[Figure contents as structured data]
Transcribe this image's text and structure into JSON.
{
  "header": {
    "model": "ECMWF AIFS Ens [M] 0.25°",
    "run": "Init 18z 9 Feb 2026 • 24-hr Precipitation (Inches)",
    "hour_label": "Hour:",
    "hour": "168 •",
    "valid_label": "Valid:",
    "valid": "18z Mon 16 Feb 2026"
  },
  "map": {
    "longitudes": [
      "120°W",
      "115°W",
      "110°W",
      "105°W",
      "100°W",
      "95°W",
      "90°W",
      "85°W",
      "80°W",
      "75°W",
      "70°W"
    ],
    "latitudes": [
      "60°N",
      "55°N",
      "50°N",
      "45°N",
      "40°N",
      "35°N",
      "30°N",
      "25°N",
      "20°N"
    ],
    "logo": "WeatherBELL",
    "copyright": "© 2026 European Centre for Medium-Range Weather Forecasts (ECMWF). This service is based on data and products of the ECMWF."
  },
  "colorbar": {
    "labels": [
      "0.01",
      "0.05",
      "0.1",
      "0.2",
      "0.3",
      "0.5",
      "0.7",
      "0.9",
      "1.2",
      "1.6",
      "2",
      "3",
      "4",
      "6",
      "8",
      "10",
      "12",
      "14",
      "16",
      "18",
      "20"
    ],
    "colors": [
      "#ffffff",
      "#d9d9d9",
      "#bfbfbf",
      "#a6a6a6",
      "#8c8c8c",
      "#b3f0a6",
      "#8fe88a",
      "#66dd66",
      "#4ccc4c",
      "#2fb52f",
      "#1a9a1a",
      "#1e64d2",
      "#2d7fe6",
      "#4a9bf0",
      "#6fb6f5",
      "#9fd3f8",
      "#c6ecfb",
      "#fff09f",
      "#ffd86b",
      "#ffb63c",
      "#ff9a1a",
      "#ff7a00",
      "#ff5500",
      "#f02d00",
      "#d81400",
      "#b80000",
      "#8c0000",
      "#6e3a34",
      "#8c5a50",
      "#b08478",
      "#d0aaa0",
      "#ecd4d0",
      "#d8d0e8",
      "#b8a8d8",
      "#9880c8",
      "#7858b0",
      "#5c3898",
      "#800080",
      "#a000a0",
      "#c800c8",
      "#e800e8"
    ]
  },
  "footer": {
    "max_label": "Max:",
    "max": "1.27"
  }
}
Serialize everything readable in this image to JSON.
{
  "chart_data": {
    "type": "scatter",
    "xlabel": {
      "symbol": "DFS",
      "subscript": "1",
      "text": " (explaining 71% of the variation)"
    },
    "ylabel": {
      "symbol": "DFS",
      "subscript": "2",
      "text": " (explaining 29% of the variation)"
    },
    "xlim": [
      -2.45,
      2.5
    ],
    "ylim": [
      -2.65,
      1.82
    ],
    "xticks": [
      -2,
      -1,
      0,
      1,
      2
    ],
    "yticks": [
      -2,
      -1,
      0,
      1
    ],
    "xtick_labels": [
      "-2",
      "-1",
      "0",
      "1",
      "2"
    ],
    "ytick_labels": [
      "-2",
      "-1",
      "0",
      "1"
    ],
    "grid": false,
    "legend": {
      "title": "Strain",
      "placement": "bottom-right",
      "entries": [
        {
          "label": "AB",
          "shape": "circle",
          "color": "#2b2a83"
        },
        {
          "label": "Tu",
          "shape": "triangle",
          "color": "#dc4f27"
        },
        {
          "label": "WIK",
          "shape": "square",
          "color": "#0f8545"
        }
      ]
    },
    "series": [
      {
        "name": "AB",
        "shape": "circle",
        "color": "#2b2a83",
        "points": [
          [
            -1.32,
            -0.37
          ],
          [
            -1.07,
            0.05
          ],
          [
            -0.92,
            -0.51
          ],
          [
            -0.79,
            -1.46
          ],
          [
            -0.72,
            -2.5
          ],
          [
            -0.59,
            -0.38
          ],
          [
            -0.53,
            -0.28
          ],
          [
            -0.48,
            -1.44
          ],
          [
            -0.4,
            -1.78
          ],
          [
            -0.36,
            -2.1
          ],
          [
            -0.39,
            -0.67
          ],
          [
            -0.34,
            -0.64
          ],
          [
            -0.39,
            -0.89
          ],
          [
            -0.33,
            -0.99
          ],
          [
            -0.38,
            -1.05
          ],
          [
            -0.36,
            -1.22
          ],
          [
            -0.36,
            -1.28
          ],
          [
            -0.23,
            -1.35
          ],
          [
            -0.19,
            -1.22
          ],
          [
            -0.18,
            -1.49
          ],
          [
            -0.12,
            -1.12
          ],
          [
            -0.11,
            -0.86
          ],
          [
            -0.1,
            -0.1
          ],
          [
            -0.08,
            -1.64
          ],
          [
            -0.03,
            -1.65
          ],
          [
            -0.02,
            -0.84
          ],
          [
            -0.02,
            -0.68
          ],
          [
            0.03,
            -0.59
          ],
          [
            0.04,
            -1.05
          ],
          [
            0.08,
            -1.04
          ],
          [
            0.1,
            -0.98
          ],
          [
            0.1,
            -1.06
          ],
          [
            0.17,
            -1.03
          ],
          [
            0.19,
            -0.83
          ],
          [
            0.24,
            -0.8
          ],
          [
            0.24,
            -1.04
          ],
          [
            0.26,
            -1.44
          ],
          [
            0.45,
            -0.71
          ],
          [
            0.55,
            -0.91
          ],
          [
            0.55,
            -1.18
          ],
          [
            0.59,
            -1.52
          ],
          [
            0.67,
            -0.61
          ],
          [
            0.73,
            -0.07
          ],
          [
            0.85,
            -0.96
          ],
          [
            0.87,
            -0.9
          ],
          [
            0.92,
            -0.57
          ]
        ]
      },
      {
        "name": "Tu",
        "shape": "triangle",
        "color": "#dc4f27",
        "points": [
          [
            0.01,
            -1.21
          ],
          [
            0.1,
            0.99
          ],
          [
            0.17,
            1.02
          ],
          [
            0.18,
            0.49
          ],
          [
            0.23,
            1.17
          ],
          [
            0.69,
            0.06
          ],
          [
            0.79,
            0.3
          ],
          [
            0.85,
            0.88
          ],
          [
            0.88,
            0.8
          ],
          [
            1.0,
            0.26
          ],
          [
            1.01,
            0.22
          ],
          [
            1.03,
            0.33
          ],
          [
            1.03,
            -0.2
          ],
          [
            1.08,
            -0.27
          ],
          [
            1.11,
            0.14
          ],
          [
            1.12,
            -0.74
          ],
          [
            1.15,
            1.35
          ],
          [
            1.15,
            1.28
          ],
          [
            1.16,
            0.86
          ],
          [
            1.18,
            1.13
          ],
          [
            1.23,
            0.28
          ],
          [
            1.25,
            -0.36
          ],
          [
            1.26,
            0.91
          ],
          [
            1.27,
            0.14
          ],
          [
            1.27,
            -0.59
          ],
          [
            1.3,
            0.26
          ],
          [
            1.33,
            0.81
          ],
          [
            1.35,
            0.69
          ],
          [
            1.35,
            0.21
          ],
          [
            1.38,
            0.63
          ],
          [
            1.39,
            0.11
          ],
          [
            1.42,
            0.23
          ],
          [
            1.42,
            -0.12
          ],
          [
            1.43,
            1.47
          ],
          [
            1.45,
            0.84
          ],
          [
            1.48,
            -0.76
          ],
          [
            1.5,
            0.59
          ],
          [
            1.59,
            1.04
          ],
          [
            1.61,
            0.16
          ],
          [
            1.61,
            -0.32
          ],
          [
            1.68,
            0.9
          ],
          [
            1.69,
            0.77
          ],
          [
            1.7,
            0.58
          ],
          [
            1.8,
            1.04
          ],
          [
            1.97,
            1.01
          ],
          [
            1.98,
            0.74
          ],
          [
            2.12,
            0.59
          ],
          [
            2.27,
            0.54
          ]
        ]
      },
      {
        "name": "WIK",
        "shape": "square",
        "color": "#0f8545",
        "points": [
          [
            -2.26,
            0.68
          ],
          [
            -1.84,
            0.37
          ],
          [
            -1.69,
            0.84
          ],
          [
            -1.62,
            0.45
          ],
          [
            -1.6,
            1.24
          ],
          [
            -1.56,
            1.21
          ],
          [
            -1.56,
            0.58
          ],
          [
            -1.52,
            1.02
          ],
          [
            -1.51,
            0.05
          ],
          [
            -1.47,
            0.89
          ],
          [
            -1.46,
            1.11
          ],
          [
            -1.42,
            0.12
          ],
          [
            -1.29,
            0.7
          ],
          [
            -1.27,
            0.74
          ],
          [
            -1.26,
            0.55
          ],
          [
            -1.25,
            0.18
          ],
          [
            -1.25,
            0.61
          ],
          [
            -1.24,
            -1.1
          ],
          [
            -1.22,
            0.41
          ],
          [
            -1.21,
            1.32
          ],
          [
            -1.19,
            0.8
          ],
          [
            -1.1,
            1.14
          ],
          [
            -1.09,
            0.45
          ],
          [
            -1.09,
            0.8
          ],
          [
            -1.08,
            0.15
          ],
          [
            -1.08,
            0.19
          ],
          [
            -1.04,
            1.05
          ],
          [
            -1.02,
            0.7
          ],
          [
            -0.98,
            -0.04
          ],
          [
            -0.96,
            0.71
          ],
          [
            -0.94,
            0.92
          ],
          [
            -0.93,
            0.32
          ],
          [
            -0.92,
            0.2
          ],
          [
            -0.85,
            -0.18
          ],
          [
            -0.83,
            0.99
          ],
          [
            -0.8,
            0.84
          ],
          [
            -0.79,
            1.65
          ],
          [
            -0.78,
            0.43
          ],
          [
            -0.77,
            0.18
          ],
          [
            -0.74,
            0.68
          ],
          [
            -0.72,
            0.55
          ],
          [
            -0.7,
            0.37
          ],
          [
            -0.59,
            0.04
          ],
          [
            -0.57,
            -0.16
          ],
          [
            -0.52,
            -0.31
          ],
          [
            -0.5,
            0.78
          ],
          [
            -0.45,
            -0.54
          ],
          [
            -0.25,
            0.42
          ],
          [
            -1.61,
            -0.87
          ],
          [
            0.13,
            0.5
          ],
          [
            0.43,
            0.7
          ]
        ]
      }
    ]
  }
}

_What the task requires_. Return the lines of the records that include the string "text".

_In response_.
Transcribe this image's text and structure into JSON.
      "text": " (explaining 71% of the variation)"
      "text": " (explaining 29% of the variation)"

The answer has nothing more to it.